WHAT THE TASK REQUIRES:
Write the lines of the records below as a numbered list, skipping any blank lines. Start at the first line of the records and end at the line that contains "viscosity-segment-filled bbox=[45, 454, 59, 460]".

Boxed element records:
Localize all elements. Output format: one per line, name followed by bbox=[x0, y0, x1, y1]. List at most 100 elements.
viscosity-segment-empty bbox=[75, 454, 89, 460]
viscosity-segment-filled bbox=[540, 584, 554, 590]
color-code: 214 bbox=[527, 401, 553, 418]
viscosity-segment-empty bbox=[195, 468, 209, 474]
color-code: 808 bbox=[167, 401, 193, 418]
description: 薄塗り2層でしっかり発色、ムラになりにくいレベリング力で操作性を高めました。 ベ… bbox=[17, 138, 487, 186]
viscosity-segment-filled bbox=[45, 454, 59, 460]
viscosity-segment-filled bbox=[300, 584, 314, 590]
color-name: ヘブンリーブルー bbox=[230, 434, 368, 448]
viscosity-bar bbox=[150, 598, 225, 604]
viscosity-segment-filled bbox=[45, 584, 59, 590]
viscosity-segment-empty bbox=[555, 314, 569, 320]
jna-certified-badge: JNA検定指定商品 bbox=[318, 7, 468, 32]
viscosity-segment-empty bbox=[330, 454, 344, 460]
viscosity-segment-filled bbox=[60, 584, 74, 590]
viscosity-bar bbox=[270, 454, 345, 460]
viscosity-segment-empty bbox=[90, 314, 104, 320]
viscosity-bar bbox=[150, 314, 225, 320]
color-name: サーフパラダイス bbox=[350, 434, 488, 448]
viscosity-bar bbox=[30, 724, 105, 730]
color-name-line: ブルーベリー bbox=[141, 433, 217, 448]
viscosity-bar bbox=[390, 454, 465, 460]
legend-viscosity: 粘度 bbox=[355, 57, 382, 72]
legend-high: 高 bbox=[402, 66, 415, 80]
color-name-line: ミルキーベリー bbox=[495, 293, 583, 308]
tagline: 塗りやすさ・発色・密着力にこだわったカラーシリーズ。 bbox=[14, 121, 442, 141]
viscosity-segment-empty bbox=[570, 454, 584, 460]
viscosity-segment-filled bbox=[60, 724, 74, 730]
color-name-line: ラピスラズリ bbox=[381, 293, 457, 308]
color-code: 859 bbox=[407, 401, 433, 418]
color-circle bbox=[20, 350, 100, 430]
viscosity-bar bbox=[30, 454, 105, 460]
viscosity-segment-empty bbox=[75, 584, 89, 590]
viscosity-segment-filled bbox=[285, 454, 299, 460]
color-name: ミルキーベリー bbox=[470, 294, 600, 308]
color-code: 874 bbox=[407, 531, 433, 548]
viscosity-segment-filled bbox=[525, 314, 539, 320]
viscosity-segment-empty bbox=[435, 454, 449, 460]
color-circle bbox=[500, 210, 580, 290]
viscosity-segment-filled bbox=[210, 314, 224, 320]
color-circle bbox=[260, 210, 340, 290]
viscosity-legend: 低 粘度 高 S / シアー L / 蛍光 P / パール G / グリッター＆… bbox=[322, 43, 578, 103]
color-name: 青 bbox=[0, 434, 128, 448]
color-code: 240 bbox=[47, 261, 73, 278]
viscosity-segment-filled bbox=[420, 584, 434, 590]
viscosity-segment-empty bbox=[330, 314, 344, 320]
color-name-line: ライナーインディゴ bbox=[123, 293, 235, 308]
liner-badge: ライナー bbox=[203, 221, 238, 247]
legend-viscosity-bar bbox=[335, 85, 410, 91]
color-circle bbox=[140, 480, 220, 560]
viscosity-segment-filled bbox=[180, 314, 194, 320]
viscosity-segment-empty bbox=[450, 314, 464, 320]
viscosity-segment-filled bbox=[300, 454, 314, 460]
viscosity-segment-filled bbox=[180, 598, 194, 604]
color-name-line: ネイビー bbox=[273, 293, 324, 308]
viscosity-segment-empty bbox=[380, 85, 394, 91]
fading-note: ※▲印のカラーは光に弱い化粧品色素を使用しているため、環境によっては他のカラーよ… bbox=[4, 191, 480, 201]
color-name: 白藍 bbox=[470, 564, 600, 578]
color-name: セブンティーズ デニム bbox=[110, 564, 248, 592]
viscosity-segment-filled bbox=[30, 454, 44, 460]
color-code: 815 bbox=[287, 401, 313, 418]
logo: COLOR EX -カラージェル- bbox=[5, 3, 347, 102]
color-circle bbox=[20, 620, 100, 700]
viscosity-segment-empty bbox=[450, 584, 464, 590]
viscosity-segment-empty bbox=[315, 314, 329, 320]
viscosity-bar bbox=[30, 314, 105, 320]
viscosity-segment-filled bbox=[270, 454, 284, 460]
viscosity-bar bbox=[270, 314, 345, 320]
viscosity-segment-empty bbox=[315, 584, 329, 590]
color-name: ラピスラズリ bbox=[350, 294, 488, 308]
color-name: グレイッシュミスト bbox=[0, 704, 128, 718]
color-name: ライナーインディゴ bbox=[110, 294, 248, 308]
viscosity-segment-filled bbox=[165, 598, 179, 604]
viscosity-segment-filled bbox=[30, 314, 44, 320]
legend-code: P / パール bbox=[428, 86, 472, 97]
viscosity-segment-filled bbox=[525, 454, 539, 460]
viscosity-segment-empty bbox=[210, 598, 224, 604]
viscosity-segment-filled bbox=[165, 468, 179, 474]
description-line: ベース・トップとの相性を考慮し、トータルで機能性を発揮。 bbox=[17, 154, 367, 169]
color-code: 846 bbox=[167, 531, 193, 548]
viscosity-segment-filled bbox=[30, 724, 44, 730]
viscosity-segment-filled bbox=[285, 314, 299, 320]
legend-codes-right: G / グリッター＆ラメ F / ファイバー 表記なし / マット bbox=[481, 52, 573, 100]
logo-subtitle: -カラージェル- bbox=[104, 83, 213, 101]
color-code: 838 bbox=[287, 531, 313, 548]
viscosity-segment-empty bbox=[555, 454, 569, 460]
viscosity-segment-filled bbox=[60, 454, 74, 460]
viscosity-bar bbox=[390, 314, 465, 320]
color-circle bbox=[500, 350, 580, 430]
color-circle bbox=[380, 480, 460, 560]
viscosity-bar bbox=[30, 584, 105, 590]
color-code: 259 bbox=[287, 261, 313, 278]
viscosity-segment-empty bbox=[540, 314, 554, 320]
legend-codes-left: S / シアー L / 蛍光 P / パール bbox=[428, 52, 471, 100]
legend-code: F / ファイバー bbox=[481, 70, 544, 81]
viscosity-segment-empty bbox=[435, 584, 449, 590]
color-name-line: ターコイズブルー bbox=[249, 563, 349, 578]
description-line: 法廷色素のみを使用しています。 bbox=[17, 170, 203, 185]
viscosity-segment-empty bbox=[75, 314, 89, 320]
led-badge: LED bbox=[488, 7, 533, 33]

RESULT FOR THIS EXERCISE:
1. Localize all elements. Output format: one per line, name followed by bbox=[x0, y0, x1, y1]. List at most 100 elements.
2. viscosity-segment-empty bbox=[75, 454, 89, 460]
3. viscosity-segment-filled bbox=[540, 584, 554, 590]
4. color-code: 214 bbox=[527, 401, 553, 418]
5. viscosity-segment-empty bbox=[195, 468, 209, 474]
6. color-code: 808 bbox=[167, 401, 193, 418]
7. description: 薄塗り2層でしっかり発色、ムラになりにくいレベリング力で操作性を高めました。 ベ… bbox=[17, 138, 487, 186]
8. viscosity-segment-filled bbox=[45, 454, 59, 460]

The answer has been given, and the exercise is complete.